___ DATA RECORDS ___

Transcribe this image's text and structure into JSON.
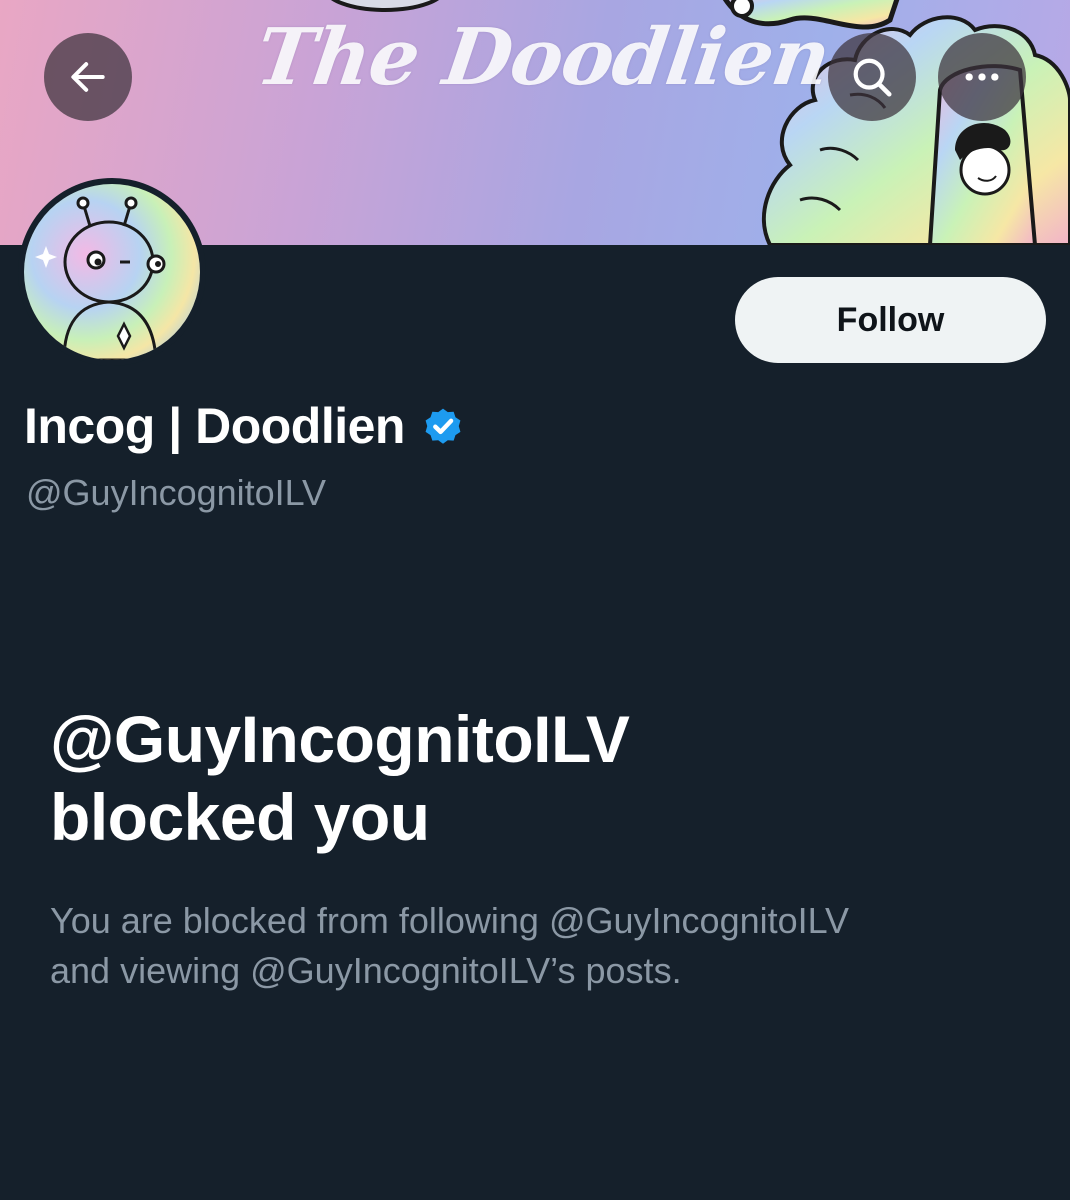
{
  "header": {
    "banner_title": "The Doodlien",
    "back_icon": "arrow-left-icon",
    "search_icon": "search-icon",
    "more_icon": "more-horizontal-icon"
  },
  "profile": {
    "display_name": "Incog | Doodlien",
    "verified_icon": "verified-badge-icon",
    "handle": "@GuyIncognitoILV",
    "follow_label": "Follow"
  },
  "blocked": {
    "title_line1": "@GuyIncognitoILV",
    "title_line2": "blocked you",
    "desc_line1": "You are blocked from following @GuyIncognitoILV",
    "desc_line2": "and viewing @GuyIncognitoILV’s posts."
  },
  "colors": {
    "background": "#15202b",
    "follow_bg": "#eff3f4",
    "secondary_text": "#8b98a5",
    "verified": "#1d9bf0"
  }
}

___

_REQUEST_
Keep the pictures out of the copy and write out the data exactly as it stands.

_EXERCISE RESULT_
Transcribe this image's text and structure into JSON.
{
  "header": {
    "banner_title": "The Doodlien",
    "back_icon": "arrow-left-icon",
    "search_icon": "search-icon",
    "more_icon": "more-horizontal-icon"
  },
  "profile": {
    "display_name": "Incog | Doodlien",
    "verified_icon": "verified-badge-icon",
    "handle": "@GuyIncognitoILV",
    "follow_label": "Follow"
  },
  "blocked": {
    "title_line1": "@GuyIncognitoILV",
    "title_line2": "blocked you",
    "desc_line1": "You are blocked from following @GuyIncognitoILV",
    "desc_line2": "and viewing @GuyIncognitoILV’s posts."
  },
  "colors": {
    "background": "#15202b",
    "follow_bg": "#eff3f4",
    "secondary_text": "#8b98a5",
    "verified": "#1d9bf0"
  }
}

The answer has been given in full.